WORK TO COMPLETE -
Reproduce every line of the listing below without changing anything.

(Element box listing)
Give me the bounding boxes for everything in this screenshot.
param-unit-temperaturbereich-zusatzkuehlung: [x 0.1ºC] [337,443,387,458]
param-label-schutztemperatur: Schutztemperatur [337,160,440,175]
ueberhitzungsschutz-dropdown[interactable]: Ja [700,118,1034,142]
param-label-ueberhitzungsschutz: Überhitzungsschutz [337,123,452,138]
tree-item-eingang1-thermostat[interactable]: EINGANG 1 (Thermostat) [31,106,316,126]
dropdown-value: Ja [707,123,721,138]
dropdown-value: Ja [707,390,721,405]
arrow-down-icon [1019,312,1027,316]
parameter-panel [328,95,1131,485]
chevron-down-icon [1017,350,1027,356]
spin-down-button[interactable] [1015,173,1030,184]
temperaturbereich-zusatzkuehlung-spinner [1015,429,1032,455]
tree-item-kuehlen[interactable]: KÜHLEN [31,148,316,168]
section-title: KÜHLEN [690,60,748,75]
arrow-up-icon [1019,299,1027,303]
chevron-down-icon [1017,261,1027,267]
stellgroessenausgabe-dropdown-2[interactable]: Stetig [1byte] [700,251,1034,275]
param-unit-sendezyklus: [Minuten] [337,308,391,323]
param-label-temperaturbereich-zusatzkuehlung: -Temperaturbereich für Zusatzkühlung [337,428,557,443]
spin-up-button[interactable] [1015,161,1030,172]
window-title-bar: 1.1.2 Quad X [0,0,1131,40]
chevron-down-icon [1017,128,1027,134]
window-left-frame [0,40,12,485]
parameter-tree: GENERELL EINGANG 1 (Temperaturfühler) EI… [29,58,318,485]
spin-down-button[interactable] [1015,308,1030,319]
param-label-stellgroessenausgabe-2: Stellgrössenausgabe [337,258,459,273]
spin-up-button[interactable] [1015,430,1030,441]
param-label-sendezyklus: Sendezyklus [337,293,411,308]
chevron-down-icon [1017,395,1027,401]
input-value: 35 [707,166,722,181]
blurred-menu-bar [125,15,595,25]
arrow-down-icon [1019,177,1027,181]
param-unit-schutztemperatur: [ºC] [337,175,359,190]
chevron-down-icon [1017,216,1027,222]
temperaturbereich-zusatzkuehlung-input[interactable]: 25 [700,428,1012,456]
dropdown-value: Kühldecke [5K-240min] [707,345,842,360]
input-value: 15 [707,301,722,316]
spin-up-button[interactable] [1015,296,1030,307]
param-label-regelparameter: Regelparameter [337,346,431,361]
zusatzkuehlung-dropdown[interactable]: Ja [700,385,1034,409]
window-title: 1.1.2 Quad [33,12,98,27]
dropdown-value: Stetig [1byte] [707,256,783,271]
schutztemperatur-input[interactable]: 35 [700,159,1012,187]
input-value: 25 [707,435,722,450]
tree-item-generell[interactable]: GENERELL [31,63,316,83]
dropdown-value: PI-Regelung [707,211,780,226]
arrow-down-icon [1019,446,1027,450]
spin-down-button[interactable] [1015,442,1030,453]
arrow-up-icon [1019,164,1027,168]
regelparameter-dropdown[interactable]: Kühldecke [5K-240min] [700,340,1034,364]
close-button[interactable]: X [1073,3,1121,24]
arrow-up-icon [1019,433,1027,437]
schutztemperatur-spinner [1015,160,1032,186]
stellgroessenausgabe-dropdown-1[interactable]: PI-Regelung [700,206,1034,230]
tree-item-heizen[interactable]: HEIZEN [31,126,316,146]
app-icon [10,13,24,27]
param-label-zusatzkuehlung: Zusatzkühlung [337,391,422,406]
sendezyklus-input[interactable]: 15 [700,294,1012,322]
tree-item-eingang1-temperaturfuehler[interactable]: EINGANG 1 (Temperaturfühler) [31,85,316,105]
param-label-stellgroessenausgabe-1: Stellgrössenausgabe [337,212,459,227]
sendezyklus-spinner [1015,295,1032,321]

FINAL RESULT -
Give me the bounding boxes for everything in this screenshot.
param-unit-temperaturbereich-zusatzkuehlung: [x 0.1ºC] [337,443,387,458]
param-label-schutztemperatur: Schutztemperatur [337,160,440,175]
ueberhitzungsschutz-dropdown[interactable]: Ja [700,118,1034,142]
param-label-ueberhitzungsschutz: Überhitzungsschutz [337,123,452,138]
tree-item-eingang1-thermostat[interactable]: EINGANG 1 (Thermostat) [31,106,316,126]
dropdown-value: Ja [707,123,721,138]
dropdown-value: Ja [707,390,721,405]
arrow-down-icon [1019,312,1027,316]
parameter-panel [328,95,1131,485]
chevron-down-icon [1017,350,1027,356]
spin-down-button[interactable] [1015,173,1030,184]
temperaturbereich-zusatzkuehlung-spinner [1015,429,1032,455]
tree-item-kuehlen[interactable]: KÜHLEN [31,148,316,168]
section-title: KÜHLEN [690,60,748,75]
arrow-up-icon [1019,299,1027,303]
chevron-down-icon [1017,261,1027,267]
stellgroessenausgabe-dropdown-2[interactable]: Stetig [1byte] [700,251,1034,275]
param-unit-sendezyklus: [Minuten] [337,308,391,323]
param-label-temperaturbereich-zusatzkuehlung: -Temperaturbereich für Zusatzkühlung [337,428,557,443]
spin-up-button[interactable] [1015,161,1030,172]
window-title-bar: 1.1.2 Quad X [0,0,1131,40]
chevron-down-icon [1017,128,1027,134]
window-left-frame [0,40,12,485]
parameter-tree: GENERELL EINGANG 1 (Temperaturfühler) EI… [29,58,318,485]
spin-down-button[interactable] [1015,308,1030,319]
param-label-stellgroessenausgabe-2: Stellgrössenausgabe [337,258,459,273]
spin-up-button[interactable] [1015,430,1030,441]
param-label-sendezyklus: Sendezyklus [337,293,411,308]
chevron-down-icon [1017,395,1027,401]
input-value: 35 [707,166,722,181]
blurred-menu-bar [125,15,595,25]
arrow-down-icon [1019,177,1027,181]
param-unit-schutztemperatur: [ºC] [337,175,359,190]
chevron-down-icon [1017,216,1027,222]
temperaturbereich-zusatzkuehlung-input[interactable]: 25 [700,428,1012,456]
dropdown-value: Kühldecke [5K-240min] [707,345,842,360]
input-value: 15 [707,301,722,316]
spin-up-button[interactable] [1015,296,1030,307]
param-label-regelparameter: Regelparameter [337,346,431,361]
zusatzkuehlung-dropdown[interactable]: Ja [700,385,1034,409]
window-title: 1.1.2 Quad [33,12,98,27]
dropdown-value: Stetig [1byte] [707,256,783,271]
schutztemperatur-input[interactable]: 35 [700,159,1012,187]
input-value: 25 [707,435,722,450]
tree-item-generell[interactable]: GENERELL [31,63,316,83]
dropdown-value: PI-Regelung [707,211,780,226]
arrow-down-icon [1019,446,1027,450]
spin-down-button[interactable] [1015,442,1030,453]
arrow-up-icon [1019,164,1027,168]
regelparameter-dropdown[interactable]: Kühldecke [5K-240min] [700,340,1034,364]
close-button[interactable]: X [1073,3,1121,24]
arrow-up-icon [1019,433,1027,437]
schutztemperatur-spinner [1015,160,1032,186]
stellgroessenausgabe-dropdown-1[interactable]: PI-Regelung [700,206,1034,230]
tree-item-heizen[interactable]: HEIZEN [31,126,316,146]
app-icon [10,13,24,27]
param-label-zusatzkuehlung: Zusatzkühlung [337,391,422,406]
sendezyklus-input[interactable]: 15 [700,294,1012,322]
tree-item-eingang1-temperaturfuehler[interactable]: EINGANG 1 (Temperaturfühler) [31,85,316,105]
param-label-stellgroessenausgabe-1: Stellgrössenausgabe [337,212,459,227]
sendezyklus-spinner [1015,295,1032,321]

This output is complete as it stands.